### TO BE DONE
1. In the resignation notice, how many directors has the Board of Directors set as the Company's authorized number?
2. Do the following statements agree with the resignation notice? (a) Mr. Cooney resigned as a director effective May 8, 2015. (b) The Board intends to nominate a substitute for election as a director at the 2015 annual meeting. (c) The Employment Security Plan was filed as an exhibit to a Form 8-K.

── EXCERPTED PASSAGE ──

On May 7, 2015, Internap Corporation (the “Company”) announced the resignation of J. Eric Cooney from his positions as President and Chief Executive Officer effective as of May 8, 2015. Mr. Cooney also has resigned as a director of the Company effective May 8, 2015.

Mr. Cooney will receive the benefits previously disclosed and provided in his offer letter (Exhibit 10.1 to the Company’s Current Report on Form 8-K, filed with the Securities and Exchange Commission on February 2, 2009) and joinder agreement (Exhibit 10.2 to the Company’s Current Report on Form 8-K, filed with the Securities and Exchange Commission on February 2, 2009) pursuant to the Company’s Employment Security Plan (Exhibit 10.13 to the Company’s Annual Report on Form 10-K, filed with the Securities and Exchange Commission on February 21, 2013).

Due to Mr. Cooney's resignation as a director, Mr. Cooney will not be up for election as a director at the Company’s 2015 annual meeting of stockholders and no vote with respect to the election of him as a director will occur at the meeting. The Board of Directors has set the authorized number of directors of the Company at six directors and does not intend to nominate a substitute nominee for election as a director at the 2015 annual meeting of stockholders.

───
── SUPPLIED RECORDS ──

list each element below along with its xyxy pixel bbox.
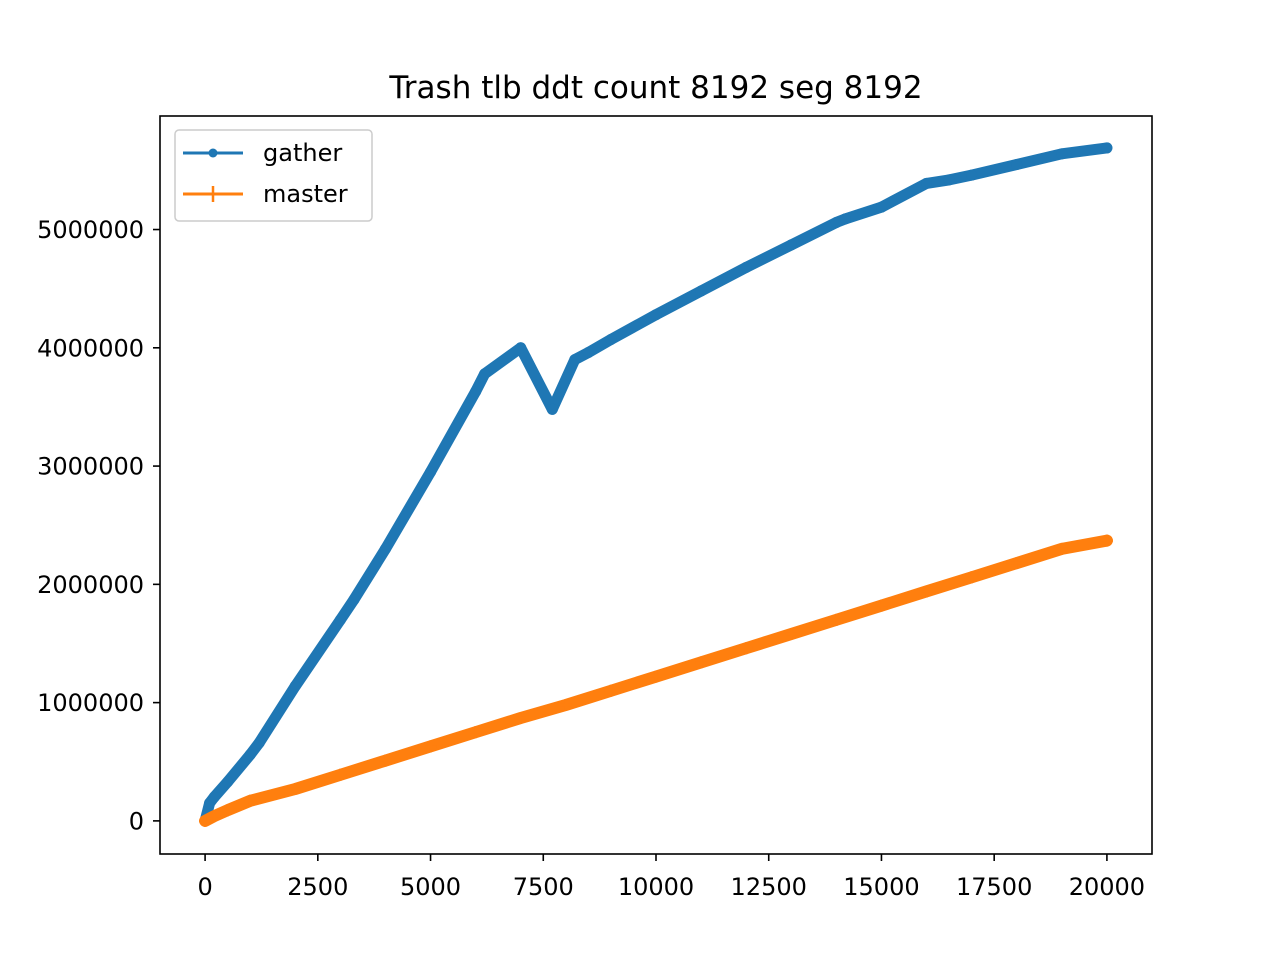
x-tick-label: 10000 (618, 873, 694, 901)
data-point-master (1010, 557, 1023, 570)
data-point-master (208, 810, 221, 823)
data-point-gather (379, 543, 391, 555)
data-point-master (740, 642, 753, 655)
data-point-gather (785, 239, 797, 251)
y-tick-label: 3000000 (37, 453, 144, 481)
data-point-master (289, 782, 302, 795)
data-point-gather (650, 309, 662, 321)
data-point-gather (943, 174, 955, 186)
data-point-master (1100, 534, 1113, 547)
x-tick-label: 0 (197, 873, 212, 901)
x-tick-label: 7500 (513, 873, 574, 901)
data-point-master (221, 804, 234, 817)
data-point-gather (470, 386, 482, 398)
data-point-gather (875, 201, 887, 213)
data-point-gather (348, 594, 360, 606)
data-point-master (965, 571, 978, 584)
data-point-master (785, 628, 798, 641)
data-point-gather (1101, 142, 1113, 154)
x-tick-label: 2500 (287, 873, 348, 901)
data-point-master (379, 754, 392, 767)
y-tick-label: 2000000 (37, 571, 144, 599)
data-point-gather (830, 216, 842, 228)
data-point-master (695, 656, 708, 669)
data-point-gather (569, 354, 581, 366)
data-point-gather (582, 347, 594, 359)
data-point-gather (479, 368, 491, 380)
x-tick-label: 5000 (400, 873, 461, 901)
data-point-gather (966, 169, 978, 181)
plot-area (199, 142, 1113, 827)
x-tick-label: 17500 (956, 873, 1032, 901)
x-tick-label: 12500 (731, 873, 807, 901)
legend: gather master (174, 129, 373, 222)
y-tick-label: 5000000 (37, 216, 144, 244)
chart-title: Trash tlb ddt count 8192 seg 8192 (388, 70, 922, 106)
data-point-master (334, 768, 347, 781)
data-point-gather (425, 466, 437, 478)
data-point-gather (1056, 148, 1068, 160)
x-tick-label: 15000 (843, 873, 919, 901)
data-point-gather (334, 614, 346, 626)
legend-label-master: master (263, 180, 348, 208)
data-point-master (559, 698, 572, 711)
y-tick-label: 1000000 (37, 689, 144, 717)
data-point-gather (740, 261, 752, 273)
data-point-master (650, 670, 662, 683)
data-point-gather (546, 403, 558, 415)
data-point-master (244, 794, 257, 807)
data-point-gather (1011, 158, 1023, 170)
data-point-master (1055, 542, 1068, 555)
data-point-master (875, 599, 888, 612)
data-point-gather (208, 791, 220, 803)
y-tick-label: 0 (129, 807, 144, 835)
data-point-gather (244, 749, 256, 761)
y-tick-label: 4000000 (37, 334, 144, 362)
data-point-gather (695, 285, 707, 297)
data-point-master (830, 613, 843, 626)
data-point-gather (289, 680, 301, 692)
data-point-master (469, 726, 482, 739)
x-tick-label: 20000 (1069, 873, 1145, 901)
data-point-gather (605, 334, 617, 346)
data-point-gather (222, 776, 234, 788)
data-point-master (514, 711, 527, 724)
data-point-master (424, 740, 437, 753)
data-point-gather (921, 177, 933, 189)
legend-label-gather: gather (263, 139, 342, 167)
axes: 0 2500 5000 7500 10000 12500 15000 17500 20000 0 1… (37, 115, 1153, 901)
data-point-gather (253, 737, 265, 749)
data-point-gather (839, 213, 851, 225)
data-point-master (199, 814, 212, 827)
data-point-gather (515, 342, 527, 354)
data-point-master (920, 585, 933, 598)
data-point-master (604, 684, 617, 697)
legend-marker-gather (208, 148, 218, 158)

───

### RESPONSES FOR EACH TASK
1. Six directors.

2.
(a) Yes: "Mr. Cooney also has resigned as a director of the Company effective May 8, 2015."
(b) No: "does not intend to nominate a substitute nominee for election as a director at the 2015 annual meeting of stockholders"
(c) No: "Exhibit 10.13 to the Company’s Annual Report on Form 10-K"